[BEGIN]

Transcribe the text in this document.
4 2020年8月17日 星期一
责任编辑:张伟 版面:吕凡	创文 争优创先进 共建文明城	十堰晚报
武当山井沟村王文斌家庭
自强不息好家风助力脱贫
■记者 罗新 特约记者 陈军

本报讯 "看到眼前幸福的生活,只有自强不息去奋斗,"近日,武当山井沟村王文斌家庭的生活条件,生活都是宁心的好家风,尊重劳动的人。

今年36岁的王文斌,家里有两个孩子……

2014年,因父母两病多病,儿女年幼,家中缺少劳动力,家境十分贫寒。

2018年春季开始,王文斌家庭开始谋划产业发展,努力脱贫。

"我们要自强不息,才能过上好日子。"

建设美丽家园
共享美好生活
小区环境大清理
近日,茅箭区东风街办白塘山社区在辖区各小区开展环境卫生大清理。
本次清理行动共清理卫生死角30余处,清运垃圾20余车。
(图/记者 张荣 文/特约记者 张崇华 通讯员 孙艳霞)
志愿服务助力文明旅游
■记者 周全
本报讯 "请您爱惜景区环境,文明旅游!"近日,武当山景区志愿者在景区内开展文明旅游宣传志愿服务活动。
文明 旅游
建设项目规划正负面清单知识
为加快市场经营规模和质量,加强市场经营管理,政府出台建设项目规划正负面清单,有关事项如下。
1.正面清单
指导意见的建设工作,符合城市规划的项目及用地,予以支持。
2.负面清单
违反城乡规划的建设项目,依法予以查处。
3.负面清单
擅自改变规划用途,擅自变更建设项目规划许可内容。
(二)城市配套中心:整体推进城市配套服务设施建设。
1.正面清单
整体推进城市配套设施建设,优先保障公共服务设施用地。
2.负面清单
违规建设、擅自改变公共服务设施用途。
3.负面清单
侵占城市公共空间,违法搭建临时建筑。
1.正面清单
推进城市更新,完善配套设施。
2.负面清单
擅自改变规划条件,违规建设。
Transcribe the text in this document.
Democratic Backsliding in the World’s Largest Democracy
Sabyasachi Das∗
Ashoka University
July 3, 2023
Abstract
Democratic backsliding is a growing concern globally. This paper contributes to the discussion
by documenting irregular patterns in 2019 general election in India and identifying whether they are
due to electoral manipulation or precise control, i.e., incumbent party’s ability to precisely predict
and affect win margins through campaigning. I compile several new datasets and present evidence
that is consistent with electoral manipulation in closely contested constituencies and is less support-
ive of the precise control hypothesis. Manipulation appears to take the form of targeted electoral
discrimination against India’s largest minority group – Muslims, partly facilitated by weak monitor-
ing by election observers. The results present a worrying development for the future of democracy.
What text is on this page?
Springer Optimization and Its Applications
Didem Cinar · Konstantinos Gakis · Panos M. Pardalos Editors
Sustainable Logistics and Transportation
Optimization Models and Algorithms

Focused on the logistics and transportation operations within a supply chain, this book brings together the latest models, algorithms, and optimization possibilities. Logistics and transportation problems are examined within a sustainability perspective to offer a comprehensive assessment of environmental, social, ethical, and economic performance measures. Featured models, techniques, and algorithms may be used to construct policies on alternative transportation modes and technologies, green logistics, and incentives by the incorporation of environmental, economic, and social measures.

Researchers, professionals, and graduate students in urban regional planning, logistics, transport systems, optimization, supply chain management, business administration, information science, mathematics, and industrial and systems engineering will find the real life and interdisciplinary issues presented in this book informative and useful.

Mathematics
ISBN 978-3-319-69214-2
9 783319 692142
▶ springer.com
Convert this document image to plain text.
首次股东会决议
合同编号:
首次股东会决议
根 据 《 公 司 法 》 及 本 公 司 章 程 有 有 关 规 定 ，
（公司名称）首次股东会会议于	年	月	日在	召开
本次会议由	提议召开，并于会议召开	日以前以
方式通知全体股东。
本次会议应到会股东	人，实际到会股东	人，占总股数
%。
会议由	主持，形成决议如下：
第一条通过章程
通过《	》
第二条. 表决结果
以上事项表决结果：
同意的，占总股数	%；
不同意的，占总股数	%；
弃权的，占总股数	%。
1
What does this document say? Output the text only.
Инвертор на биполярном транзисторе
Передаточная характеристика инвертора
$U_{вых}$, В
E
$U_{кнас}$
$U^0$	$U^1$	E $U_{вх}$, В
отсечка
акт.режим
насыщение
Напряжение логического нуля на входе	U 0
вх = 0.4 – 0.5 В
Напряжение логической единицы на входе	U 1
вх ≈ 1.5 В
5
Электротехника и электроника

[END]

> **EXERCISE GOAL**
In the records above, collect each line with "входе".

> **FINISHED EXERCISE**
Напряжение логического нуля на входе	U 0
Напряжение логической единицы на входе	U 1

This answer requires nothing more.